Extracted information:
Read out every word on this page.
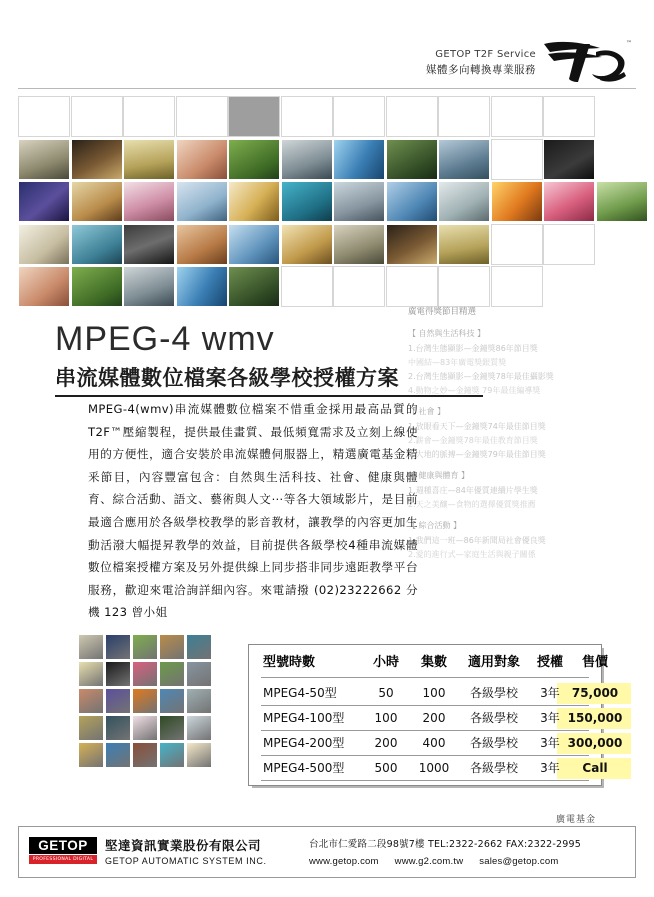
GETOP T2F Service
媒體多向轉換專業服務
™
MPEG-4 wmv
串流媒體數位檔案各級學校授權方案
MPEG-4(wmv)串流媒體數位檔案不惜重金採用最高品質的T2F™壓縮製程，提供最佳畫質、最低頻寬需求及立刻上線使用的方便性，適合安裝於串流媒體伺服器上，精選廣電基金精釆節目，內容豐富包含：自然與生活科技、社會、健康與體育、綜合活動、語文、藝術與人文⋯等各大領域影片，是目前最適合應用於各級學校教學的影音教材，讓教學的內容更加生動活潑大幅提昇教學的效益，目前提供各級學校4種串流媒體數位檔案授權方案及另外提供線上同步搭非同步遠距教學平台服務，歡迎來電洽詢詳細內容。來電請撥 (02)23222662 分機 123 曾小姐
廣電得獎節目精選
【 自然與生活科技 】
1.台灣生態顯影—金鐘獎86年節目獎
中國結—83年廣電獎銀質獎
2.台灣生態顯影—金鐘獎78年最佳攝影獎
4.動物之妙—金鐘獎 79年最佳編導獎
【 社會 】
1.放眼看天下—金鐘獎74年最佳節目獎
2.薪會—金鐘獎78年最佳教育節目獎
3.大地的脈搏—金鐘獎79年最佳節目獎
【 健康與體育 】
1.週種喜庄—84年優質連續片學生獎
2.天之美釀—食物的選擇優質獎推薦
【 綜合活動 】
1.我們這一班—86年新聞局社會優良獎
2.愛的進行式—家庭生活與親子關係
型號時數	小時	集數	適用對象	授權	售價
MPEG4-50型	50	100	各級學校	3年	75,000
MPEG4-100型	100	200	各級學校	3年 150,000
MPEG4-200型	200	400	各級學校	3年 300,000
MPEG4-500型	500	1000	各級學校	3年	Call
廣電基金
GETOP
PROFESSIONAL DIGITAL VIDEO
堅達資訊實業股份有限公司
GETOP AUTOMATIC SYSTEM INC.
台北市仁愛路二段98號7樓 TEL:2322-2662 FAX:2322-2995
www.getop.com www.g2.com.tw sales@getop.com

What to work on: Make an exact copy of all the material, but keep the pictures out of it.

Answer to this task:
Read out every word on this page.
GETOP T2F Service
媒體多向轉換專業服務
™
MPEG-4 wmv
串流媒體數位檔案各級學校授權方案
MPEG-4(wmv)串流媒體數位檔案不惜重金採用最高品質的T2F™壓縮製程，提供最佳畫質、最低頻寬需求及立刻上線使用的方便性，適合安裝於串流媒體伺服器上，精選廣電基金精釆節目，內容豐富包含：自然與生活科技、社會、健康與體育、綜合活動、語文、藝術與人文⋯等各大領域影片，是目前最適合應用於各級學校教學的影音教材，讓教學的內容更加生動活潑大幅提昇教學的效益，目前提供各級學校4種串流媒體數位檔案授權方案及另外提供線上同步搭非同步遠距教學平台服務，歡迎來電洽詢詳細內容。來電請撥 (02)23222662 分機 123 曾小姐
廣電得獎節目精選
【 自然與生活科技 】
1.台灣生態顯影—金鐘獎86年節目獎
中國結—83年廣電獎銀質獎
2.台灣生態顯影—金鐘獎78年最佳攝影獎
4.動物之妙—金鐘獎 79年最佳編導獎
【 社會 】
1.放眼看天下—金鐘獎74年最佳節目獎
2.薪會—金鐘獎78年最佳教育節目獎
3.大地的脈搏—金鐘獎79年最佳節目獎
【 健康與體育 】
1.週種喜庄—84年優質連續片學生獎
2.天之美釀—食物的選擇優質獎推薦
【 綜合活動 】
1.我們這一班—86年新聞局社會優良獎
2.愛的進行式—家庭生活與親子關係
型號時數	小時	集數	適用對象	授權	售價
MPEG4-50型	50	100	各級學校	3年	75,000
MPEG4-100型	100	200	各級學校	3年 150,000
MPEG4-200型	200	400	各級學校	3年 300,000
MPEG4-500型	500	1000	各級學校	3年	Call
廣電基金
GETOP
PROFESSIONAL DIGITAL VIDEO
堅達資訊實業股份有限公司
GETOP AUTOMATIC SYSTEM INC.
台北市仁愛路二段98號7樓 TEL:2322-2662 FAX:2322-2995
www.getop.com www.g2.com.tw sales@getop.com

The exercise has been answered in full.